** begin STORED DATA **

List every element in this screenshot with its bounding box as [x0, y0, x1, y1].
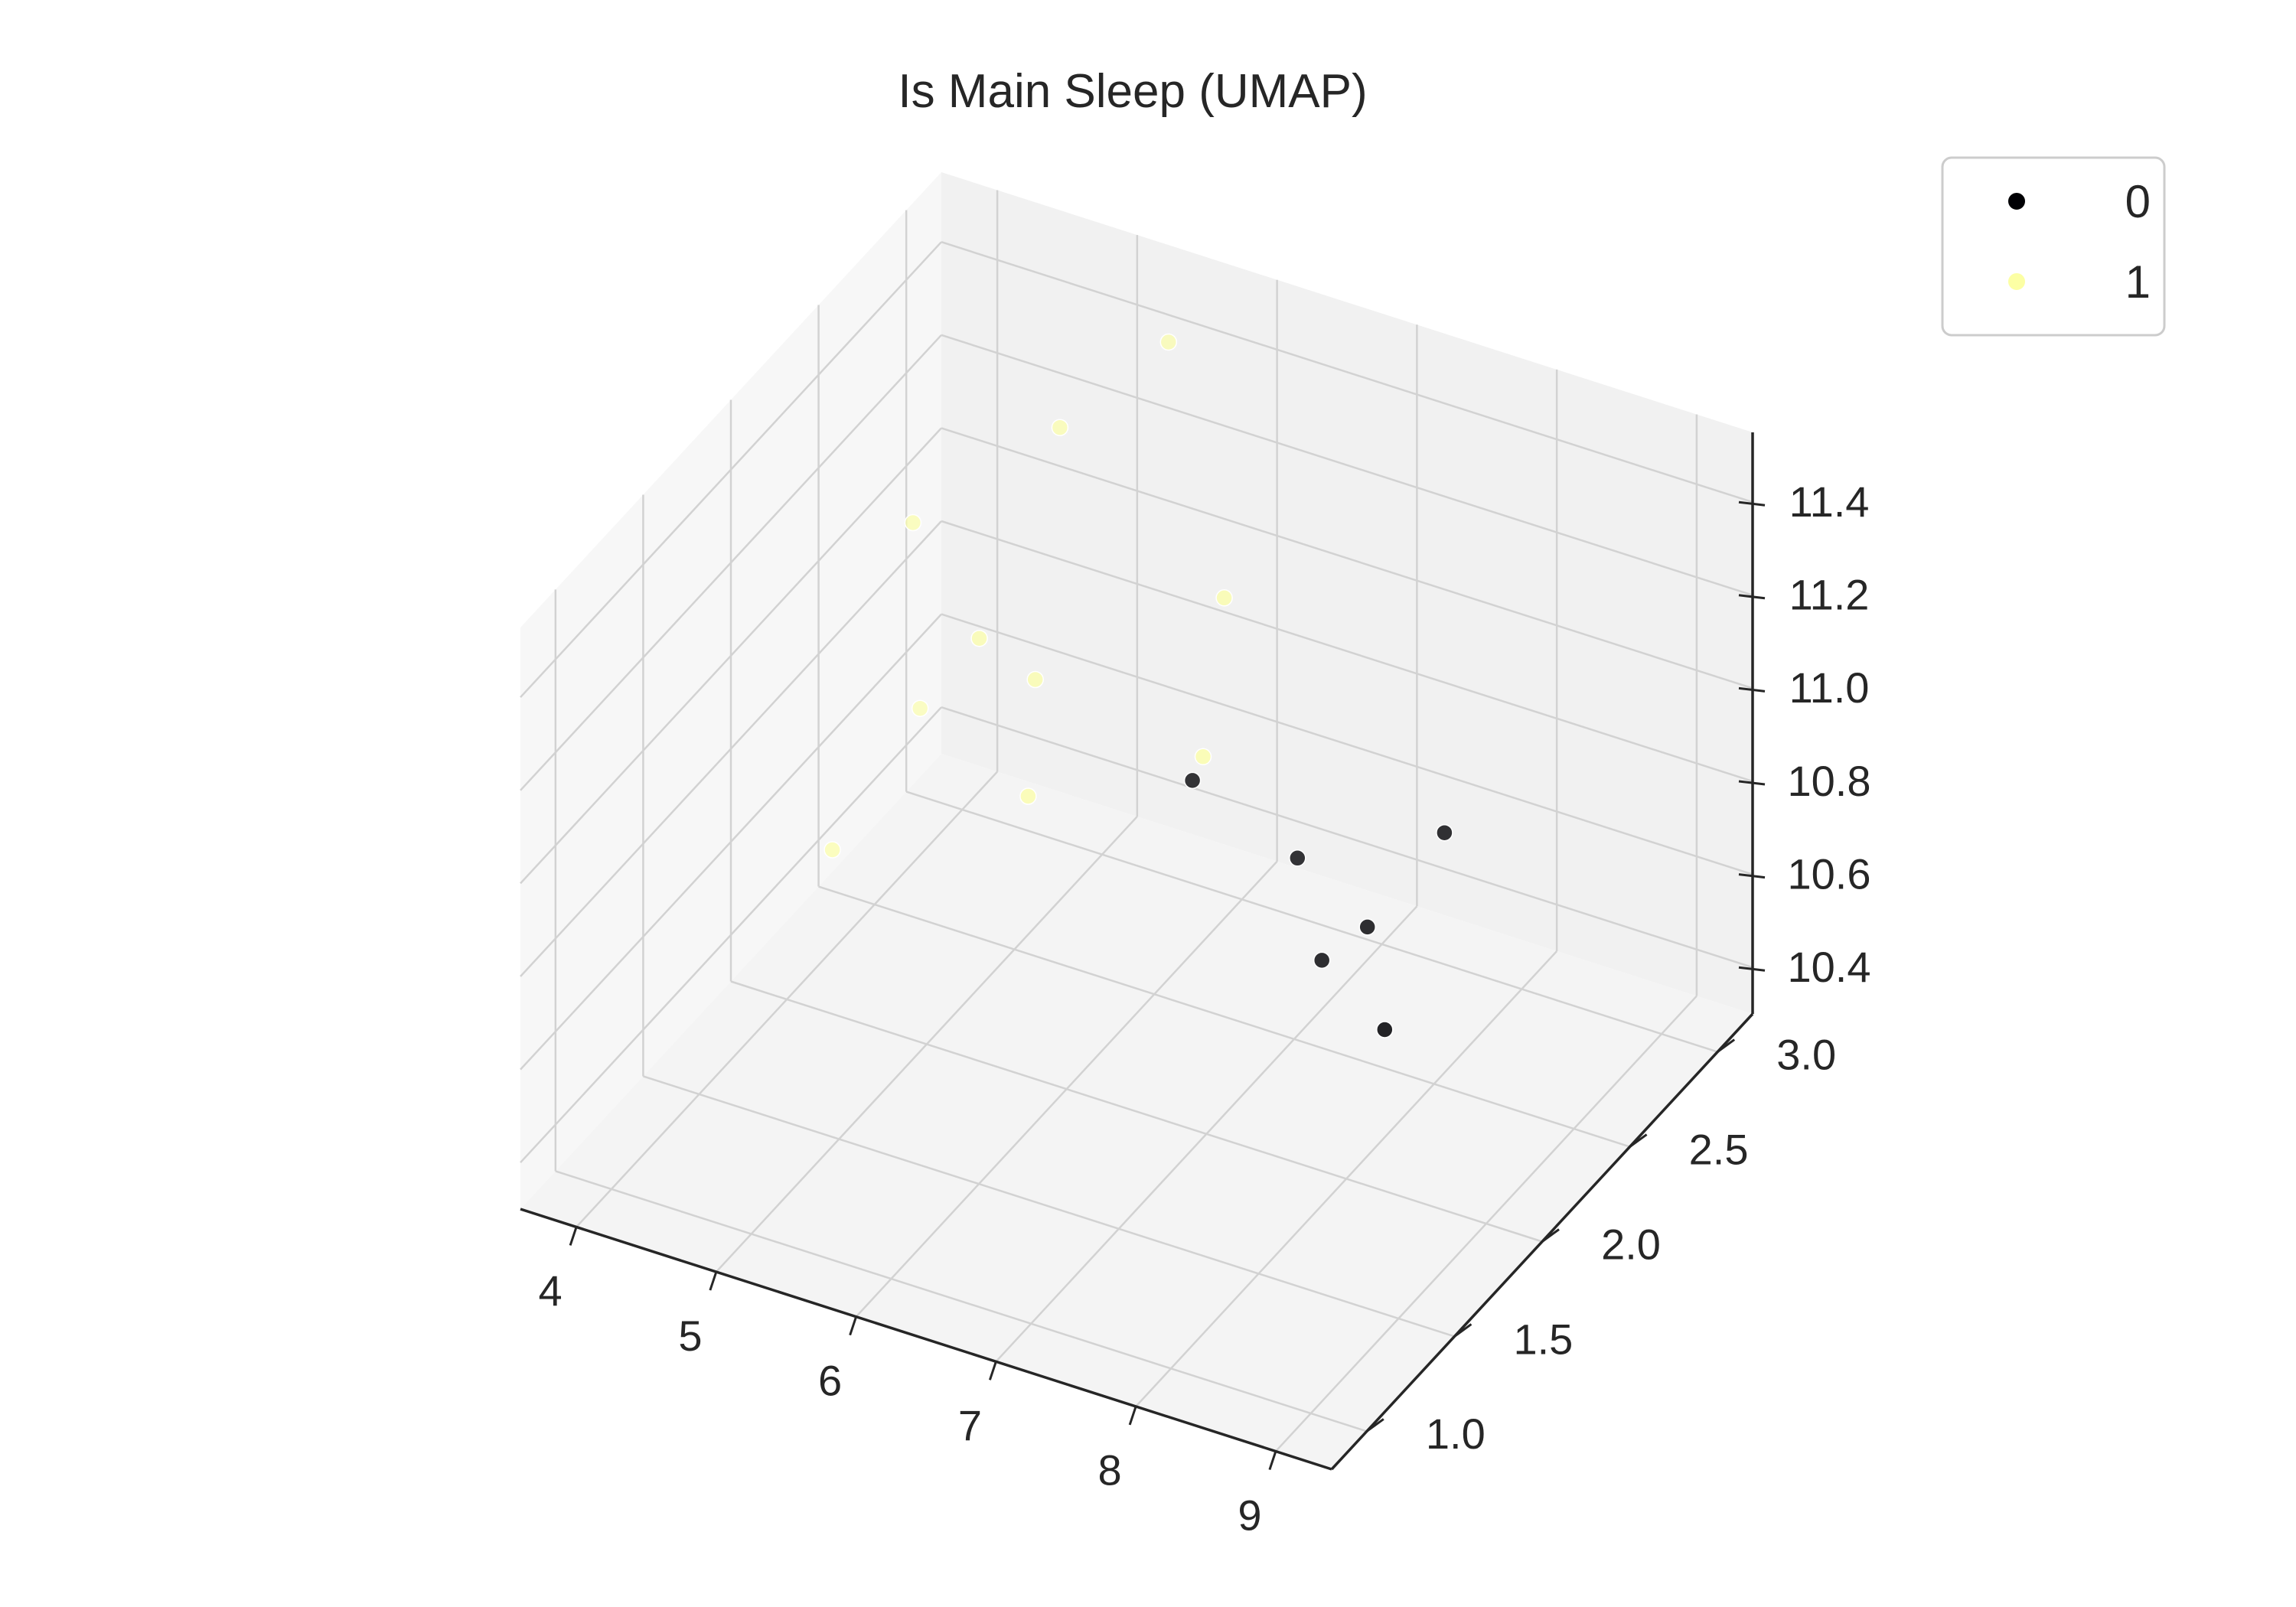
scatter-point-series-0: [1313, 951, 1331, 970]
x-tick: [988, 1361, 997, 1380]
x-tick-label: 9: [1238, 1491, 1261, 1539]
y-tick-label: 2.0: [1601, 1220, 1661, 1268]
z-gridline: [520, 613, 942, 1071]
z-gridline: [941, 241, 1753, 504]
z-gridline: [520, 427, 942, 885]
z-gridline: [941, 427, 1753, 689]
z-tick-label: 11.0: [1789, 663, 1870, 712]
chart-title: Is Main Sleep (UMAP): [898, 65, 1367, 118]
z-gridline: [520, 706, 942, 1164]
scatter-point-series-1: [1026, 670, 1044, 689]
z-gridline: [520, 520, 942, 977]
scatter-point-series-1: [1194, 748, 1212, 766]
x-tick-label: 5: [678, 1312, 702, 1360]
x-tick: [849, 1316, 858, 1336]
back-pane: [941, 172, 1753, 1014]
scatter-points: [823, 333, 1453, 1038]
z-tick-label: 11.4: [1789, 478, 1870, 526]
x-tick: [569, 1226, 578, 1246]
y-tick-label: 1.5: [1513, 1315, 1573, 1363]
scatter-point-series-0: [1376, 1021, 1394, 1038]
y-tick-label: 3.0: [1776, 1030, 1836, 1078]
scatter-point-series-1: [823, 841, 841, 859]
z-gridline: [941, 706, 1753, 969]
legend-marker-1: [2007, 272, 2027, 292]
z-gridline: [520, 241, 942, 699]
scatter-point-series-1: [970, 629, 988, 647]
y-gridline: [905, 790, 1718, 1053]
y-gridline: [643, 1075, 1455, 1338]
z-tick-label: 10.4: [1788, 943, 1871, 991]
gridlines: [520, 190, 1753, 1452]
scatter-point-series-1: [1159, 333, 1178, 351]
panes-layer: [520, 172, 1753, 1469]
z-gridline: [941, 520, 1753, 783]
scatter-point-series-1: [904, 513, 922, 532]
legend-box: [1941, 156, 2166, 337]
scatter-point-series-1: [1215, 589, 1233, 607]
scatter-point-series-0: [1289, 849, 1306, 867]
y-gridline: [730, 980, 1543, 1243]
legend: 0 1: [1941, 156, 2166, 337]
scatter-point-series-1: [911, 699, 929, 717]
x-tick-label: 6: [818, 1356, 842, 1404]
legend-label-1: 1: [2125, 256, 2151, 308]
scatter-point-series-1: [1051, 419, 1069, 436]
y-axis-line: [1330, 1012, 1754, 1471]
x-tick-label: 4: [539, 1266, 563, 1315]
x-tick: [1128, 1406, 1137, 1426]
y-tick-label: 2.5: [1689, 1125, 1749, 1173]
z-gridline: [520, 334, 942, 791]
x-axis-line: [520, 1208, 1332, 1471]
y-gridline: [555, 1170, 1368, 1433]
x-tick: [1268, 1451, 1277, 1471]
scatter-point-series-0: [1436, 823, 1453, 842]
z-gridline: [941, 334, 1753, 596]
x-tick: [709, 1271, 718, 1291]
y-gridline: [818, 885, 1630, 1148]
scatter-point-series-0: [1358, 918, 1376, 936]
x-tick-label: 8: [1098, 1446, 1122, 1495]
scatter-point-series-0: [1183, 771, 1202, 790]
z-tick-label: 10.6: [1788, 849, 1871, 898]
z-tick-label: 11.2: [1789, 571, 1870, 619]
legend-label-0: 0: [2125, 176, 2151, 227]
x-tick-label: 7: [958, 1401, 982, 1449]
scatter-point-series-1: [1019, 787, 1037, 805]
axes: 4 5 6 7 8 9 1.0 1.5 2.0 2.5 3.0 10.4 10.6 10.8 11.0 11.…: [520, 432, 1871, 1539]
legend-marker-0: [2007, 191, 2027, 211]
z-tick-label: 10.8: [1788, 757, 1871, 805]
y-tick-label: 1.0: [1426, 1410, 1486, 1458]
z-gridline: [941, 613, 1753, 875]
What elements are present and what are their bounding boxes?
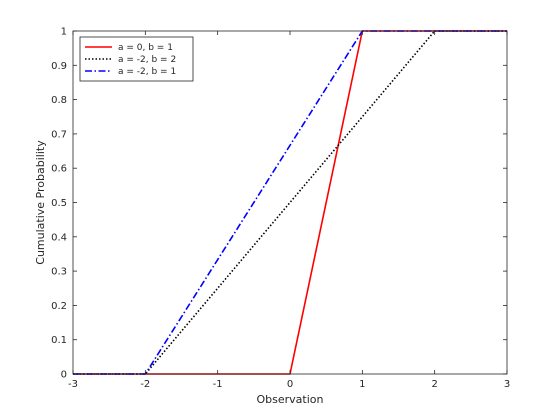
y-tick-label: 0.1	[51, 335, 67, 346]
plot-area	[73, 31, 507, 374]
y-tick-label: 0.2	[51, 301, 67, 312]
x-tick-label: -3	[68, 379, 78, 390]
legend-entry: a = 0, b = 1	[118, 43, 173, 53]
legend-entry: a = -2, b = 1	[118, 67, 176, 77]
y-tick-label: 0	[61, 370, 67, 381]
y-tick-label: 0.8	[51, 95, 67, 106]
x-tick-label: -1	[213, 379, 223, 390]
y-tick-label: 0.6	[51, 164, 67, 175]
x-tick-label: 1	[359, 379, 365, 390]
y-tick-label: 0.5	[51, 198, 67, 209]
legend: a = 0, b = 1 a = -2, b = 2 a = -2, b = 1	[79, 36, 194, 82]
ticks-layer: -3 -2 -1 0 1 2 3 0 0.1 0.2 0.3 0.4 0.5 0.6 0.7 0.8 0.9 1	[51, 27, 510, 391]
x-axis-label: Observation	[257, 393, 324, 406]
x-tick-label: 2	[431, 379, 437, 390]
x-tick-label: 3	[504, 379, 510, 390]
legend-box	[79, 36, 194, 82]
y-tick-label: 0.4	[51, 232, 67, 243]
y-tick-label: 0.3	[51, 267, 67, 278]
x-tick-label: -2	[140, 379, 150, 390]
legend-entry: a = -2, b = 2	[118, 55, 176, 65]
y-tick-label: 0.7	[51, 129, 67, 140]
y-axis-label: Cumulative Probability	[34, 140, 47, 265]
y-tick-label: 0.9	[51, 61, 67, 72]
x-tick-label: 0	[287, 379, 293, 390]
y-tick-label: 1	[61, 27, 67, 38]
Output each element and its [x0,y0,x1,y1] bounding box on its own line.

** end STORED DATA **

Put each line of the listing above into a JSON list of strings, one string per line, skipping blank lines and leaving out the pictures.

**TASK RESPONSE**:
[
  "List every element in this screenshot with its bounding box as [x0, y0, x1, y1].",
  "scatter-point-series-0: [1313, 951, 1331, 970]",
  "x-tick: [988, 1361, 997, 1380]",
  "x-tick-label: 9: [1238, 1491, 1261, 1539]",
  "y-tick-label: 2.0: [1601, 1220, 1661, 1268]",
  "z-gridline: [520, 613, 942, 1071]",
  "z-gridline: [941, 241, 1753, 504]",
  "z-gridline: [520, 427, 942, 885]",
  "z-gridline: [941, 427, 1753, 689]",
  "z-tick-label: 11.0: [1789, 663, 1870, 712]",
  "chart-title: Is Main Sleep (UMAP): [898, 65, 1367, 118]",
  "z-gridline: [520, 706, 942, 1164]",
  "scatter-point-series-1: [1026, 670, 1044, 689]",
  "z-gridline: [520, 520, 942, 977]",
  "scatter-point-series-1: [1194, 748, 1212, 766]",
  "x-tick-label: 5: [678, 1312, 702, 1360]",
  "x-tick: [849, 1316, 858, 1336]",
  "back-pane: [941, 172, 1753, 1014]",
  "scatter-points: [823, 333, 1453, 1038]",
  "z-tick-label: 11.4: [1789, 478, 1870, 526]",
  "x-tick: [569, 1226, 578, 1246]",
  "y-tick-label: 1.5: [1513, 1315, 1573, 1363]",
  "scatter-point-series-0: [1376, 1021, 1394, 1038]",
  "y-tick-label: 3.0: [1776, 1030, 1836, 1078]",
  "scatter-point-series-1: [823, 841, 841, 859]",
  "z-gridline: [941, 706, 1753, 969]",
  "legend-marker-1: [2007, 272, 2027, 292]",
  "z-gridline: [520, 241, 942, 699]",
  "scatter-point-series-1: [970, 629, 988, 647]",
  "y-gridline: [905, 790, 1718, 1053]",
  "y-gridline: [643, 1075, 1455, 1338]",
  "z-tick-label: 10.4: [1788, 943, 1871, 991]",
  "gridlines: [520, 190, 1753, 1452]",
  "scatter-point-series-1: [1159, 333, 1178, 351]",
  "panes-layer: [520, 172, 1753, 1469]",
  "z-gridline: [941, 520, 1753, 783]",
  "scatter-point-series-1: [904, 513, 922, 532]",
  "legend-box: [1941, 156, 2166, 337]",
  "scatter-point-series-1: [1215, 589, 1233, 607]",
  "scatter-point-series-0: [1289, 849, 1306, 867]",
  "y-gridline: [730, 980, 1543, 1243]",
  "legend: 0 1: [1941, 156, 2166, 337]",
  "scatter-point-series-1: [911, 699, 929, 717]",
  "x-tick-label: 6: [818, 1356, 842, 1404]",
  "legend-label-1: 1: [2125, 256, 2151, 308]",
  "scatter-point-series-1: [1051, 419, 1069, 436]",
  "y-axis-line: [1330, 1012, 1754, 1471]",
  "x-tick-label: 4: [539, 1266, 563, 1315]",
  "x-tick: [1128, 1406, 1137, 1426]",
  "y-tick-label: 2.5: [1689, 1125, 1749, 1173]",
  "z-gridline: [520, 334, 942, 791]",
  "x-axis-line: [520, 1208, 1332, 1471]",
  "y-gridline: [555, 1170, 1368, 1433]",
  "x-tick: [1268, 1451, 1277, 1471]",
  "scatter-point-series-0: [1436, 823, 1453, 842]",
  "z-gridline: [941, 334, 1753, 596]",
  "x-tick: [709, 1271, 718, 1291]",
  "y-gridline: [818, 885, 1630, 1148]",
  "scatter-point-series-0: [1358, 918, 1376, 936]",
  "x-tick-label: 8: [1098, 1446, 1122, 1495]",
  "scatter-point-series-0: [1183, 771, 1202, 790]",
  "z-tick-label: 10.6: [1788, 849, 1871, 898]",
  "z-tick-label: 11.2: [1789, 571, 1870, 619]",
  "legend-label-0: 0: [2125, 176, 2151, 227]",
  "x-tick-label: 7: [958, 1401, 982, 1449]",
  "scatter-point-series-1: [1019, 787, 1037, 805]",
  "axes: 4 5 6 7 8 9 1.0 1.5 2.0 2.5 3.0 10.4 10.6 10.8 11.0 11.…: [520, 432, 1871, 1539]",
  "legend-marker-0: [2007, 191, 2027, 211]",
  "z-tick-label: 10.8: [1788, 757, 1871, 805]",
  "y-tick-label: 1.0: [1426, 1410, 1486, 1458]",
  "z-gridline: [941, 613, 1753, 875]",
  "What elements are present and what are their bounding boxes?",
  "y-tick-label: 0.1\t[51, 335, 67, 346]",
  "plot-area\t[73, 31, 507, 374]",
  "y-tick-label: 0.2\t[51, 301, 67, 312]",
  "x-tick-label: -3\t[68, 379, 78, 390]",
  "legend-entry: a = 0, b = 1\t[118, 43, 173, 53]",
  "legend-entry: a = -2, b = 1\t[118, 67, 176, 77]",
  "y-tick-label: 0\t[61, 370, 67, 381]",
  "y-tick-label: 0.8\t[51, 95, 67, 106]",
  "x-tick-label: -1\t[213, 379, 223, 390]",
  "y-tick-label: 0.6\t[51, 164, 67, 175]",
  "x-tick-label: 1\t[359, 379, 365, 390]",
  "y-tick-label: 0.5\t[51, 198, 67, 209]",
  "legend: a = 0, b = 1 a = -2, b = 2 a = -2, b = 1\t[79, 36, 194, 82]",
  "ticks-layer: -3 -2 -1 0 1 2 3 0 0.1 0.2 0.3 0.4 0.5 0.6 0.7 0.8 0.9 1\t[51, 27, 510, 391]",
  "x-axis-label: Observation\t[257, 393, 324, 406]",
  "x-tick-label: 2\t[431, 379, 437, 390]",
  "x-tick-label: 3\t[504, 379, 510, 390]",
  "legend-box\t[79, 36, 194, 82]",
  "y-tick-label: 0.4\t[51, 232, 67, 243]",
  "y-tick-label: 0.3\t[51, 267, 67, 278]",
  "x-tick-label: -2\t[140, 379, 150, 390]",
  "legend-entry: a = -2, b = 2\t[118, 55, 176, 65]",
  "y-tick-label: 0.7\t[51, 129, 67, 140]",
  "y-axis-label: Cumulative Probability\t[34, 140, 47, 265]",
  "y-tick-label: 0.9\t[51, 61, 67, 72]",
  "x-tick-label: 0\t[287, 379, 293, 390]",
  "y-tick-label: 1\t[61, 27, 67, 38]",
  "Output each element and its [x0,y0,x1,y1] bounding box on its own line."
]